[Entries taken from a collection]
##############################

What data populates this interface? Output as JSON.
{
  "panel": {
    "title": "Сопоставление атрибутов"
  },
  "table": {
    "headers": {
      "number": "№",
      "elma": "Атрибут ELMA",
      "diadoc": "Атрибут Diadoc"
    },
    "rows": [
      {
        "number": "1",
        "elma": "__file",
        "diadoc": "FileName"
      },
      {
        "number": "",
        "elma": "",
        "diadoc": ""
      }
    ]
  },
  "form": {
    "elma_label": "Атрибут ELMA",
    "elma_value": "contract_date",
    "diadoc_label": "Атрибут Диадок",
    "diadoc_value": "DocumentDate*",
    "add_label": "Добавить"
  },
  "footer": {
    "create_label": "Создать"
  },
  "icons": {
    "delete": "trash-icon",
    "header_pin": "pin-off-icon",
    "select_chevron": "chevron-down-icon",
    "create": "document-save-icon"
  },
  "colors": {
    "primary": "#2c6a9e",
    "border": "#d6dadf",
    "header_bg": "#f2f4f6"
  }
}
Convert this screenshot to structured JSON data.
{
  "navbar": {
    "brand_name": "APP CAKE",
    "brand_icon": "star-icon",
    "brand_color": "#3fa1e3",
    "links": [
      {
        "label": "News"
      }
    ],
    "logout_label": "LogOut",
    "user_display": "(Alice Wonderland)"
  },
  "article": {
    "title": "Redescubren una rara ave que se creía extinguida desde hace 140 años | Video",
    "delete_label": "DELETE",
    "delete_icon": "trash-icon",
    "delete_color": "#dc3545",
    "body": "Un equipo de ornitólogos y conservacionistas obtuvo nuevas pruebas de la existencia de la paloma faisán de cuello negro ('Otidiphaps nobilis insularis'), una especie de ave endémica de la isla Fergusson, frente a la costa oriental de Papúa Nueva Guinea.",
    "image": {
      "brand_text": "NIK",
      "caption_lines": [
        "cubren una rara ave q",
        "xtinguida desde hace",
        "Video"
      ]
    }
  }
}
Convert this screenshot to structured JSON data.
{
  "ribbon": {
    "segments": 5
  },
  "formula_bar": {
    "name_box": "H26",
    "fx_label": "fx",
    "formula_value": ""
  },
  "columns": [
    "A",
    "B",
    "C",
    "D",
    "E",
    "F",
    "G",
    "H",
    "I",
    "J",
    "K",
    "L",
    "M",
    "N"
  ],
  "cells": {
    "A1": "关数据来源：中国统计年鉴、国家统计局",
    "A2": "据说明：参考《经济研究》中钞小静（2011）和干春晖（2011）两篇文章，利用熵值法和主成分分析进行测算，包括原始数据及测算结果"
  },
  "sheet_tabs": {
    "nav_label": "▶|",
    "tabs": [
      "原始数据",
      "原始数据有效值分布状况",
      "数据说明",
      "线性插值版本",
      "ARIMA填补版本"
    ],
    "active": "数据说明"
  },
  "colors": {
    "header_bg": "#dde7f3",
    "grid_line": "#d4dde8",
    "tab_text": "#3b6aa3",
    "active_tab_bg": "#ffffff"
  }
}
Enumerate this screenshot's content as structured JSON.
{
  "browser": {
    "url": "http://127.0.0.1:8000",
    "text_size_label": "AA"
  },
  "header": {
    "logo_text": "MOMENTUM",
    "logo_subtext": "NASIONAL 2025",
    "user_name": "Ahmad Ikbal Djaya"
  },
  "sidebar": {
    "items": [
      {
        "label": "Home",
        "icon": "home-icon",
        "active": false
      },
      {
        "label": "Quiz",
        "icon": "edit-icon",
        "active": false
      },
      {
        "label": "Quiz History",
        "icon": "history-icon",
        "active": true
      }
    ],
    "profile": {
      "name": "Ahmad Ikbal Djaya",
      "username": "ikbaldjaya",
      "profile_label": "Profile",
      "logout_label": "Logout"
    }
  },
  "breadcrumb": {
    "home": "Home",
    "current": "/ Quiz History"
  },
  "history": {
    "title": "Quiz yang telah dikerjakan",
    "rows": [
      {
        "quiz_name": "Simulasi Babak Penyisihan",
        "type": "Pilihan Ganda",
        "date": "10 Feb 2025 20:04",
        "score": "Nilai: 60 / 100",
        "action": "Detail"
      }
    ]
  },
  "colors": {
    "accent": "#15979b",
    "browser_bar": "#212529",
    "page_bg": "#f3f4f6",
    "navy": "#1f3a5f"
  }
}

##############################

Find the lines above holding the word "hace" and show them.

    "title": "Redescubren una rara ave que se creía extinguida desde hace 140 años | Video",
        "xtinguida desde hace",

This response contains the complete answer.